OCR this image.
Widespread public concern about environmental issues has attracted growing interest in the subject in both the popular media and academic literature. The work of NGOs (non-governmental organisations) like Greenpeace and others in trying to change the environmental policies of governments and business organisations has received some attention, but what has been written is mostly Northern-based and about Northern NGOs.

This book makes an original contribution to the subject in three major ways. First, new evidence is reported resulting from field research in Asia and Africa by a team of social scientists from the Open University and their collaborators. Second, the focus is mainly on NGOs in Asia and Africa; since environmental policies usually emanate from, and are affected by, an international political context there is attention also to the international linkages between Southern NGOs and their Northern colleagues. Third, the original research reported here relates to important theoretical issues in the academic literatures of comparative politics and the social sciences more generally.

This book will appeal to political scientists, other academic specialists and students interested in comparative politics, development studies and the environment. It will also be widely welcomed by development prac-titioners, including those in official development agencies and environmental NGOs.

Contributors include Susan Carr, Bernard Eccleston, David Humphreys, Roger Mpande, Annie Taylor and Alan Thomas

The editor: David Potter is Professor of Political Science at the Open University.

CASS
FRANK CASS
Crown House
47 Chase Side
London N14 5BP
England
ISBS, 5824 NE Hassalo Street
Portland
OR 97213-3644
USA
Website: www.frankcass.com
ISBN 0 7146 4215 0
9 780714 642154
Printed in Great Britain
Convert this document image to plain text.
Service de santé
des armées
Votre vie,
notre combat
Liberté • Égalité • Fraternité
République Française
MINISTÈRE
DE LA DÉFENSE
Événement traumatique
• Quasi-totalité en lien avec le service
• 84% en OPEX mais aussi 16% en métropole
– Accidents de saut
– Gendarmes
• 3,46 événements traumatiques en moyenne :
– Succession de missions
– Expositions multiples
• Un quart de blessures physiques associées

_REQUIRED TASK_. Your task is to repeat the data exactly; please include every line.

_ANSWER FOR THE TASK_.
OCR this image.
Widespread public concern about environmental issues has attracted growing interest in the subject in both the popular media and academic literature. The work of NGOs (non-governmental organisations) like Greenpeace and others in trying to change the environmental policies of governments and business organisations has received some attention, but what has been written is mostly Northern-based and about Northern NGOs.

This book makes an original contribution to the subject in three major ways. First, new evidence is reported resulting from field research in Asia and Africa by a team of social scientists from the Open University and their collaborators. Second, the focus is mainly on NGOs in Asia and Africa; since environmental policies usually emanate from, and are affected by, an international political context there is attention also to the international linkages between Southern NGOs and their Northern colleagues. Third, the original research reported here relates to important theoretical issues in the academic literatures of comparative politics and the social sciences more generally.

This book will appeal to political scientists, other academic specialists and students interested in comparative politics, development studies and the environment. It will also be widely welcomed by development prac-titioners, including those in official development agencies and environmental NGOs.

Contributors include Susan Carr, Bernard Eccleston, David Humphreys, Roger Mpande, Annie Taylor and Alan Thomas

The editor: David Potter is Professor of Political Science at the Open University.

CASS
FRANK CASS
Crown House
47 Chase Side
London N14 5BP
England
ISBS, 5824 NE Hassalo Street
Portland
OR 97213-3644
USA
Website: www.frankcass.com
ISBN 0 7146 4215 0
9 780714 642154
Printed in Great Britain
Convert this document image to plain text.
Service de santé
des armées
Votre vie,
notre combat
Liberté • Égalité • Fraternité
République Française
MINISTÈRE
DE LA DÉFENSE
Événement traumatique
• Quasi-totalité en lien avec le service
• 84% en OPEX mais aussi 16% en métropole
– Accidents de saut
– Gendarmes
• 3,46 événements traumatiques en moyenne :
– Succession de missions
– Expositions multiples
• Un quart de blessures physiques associées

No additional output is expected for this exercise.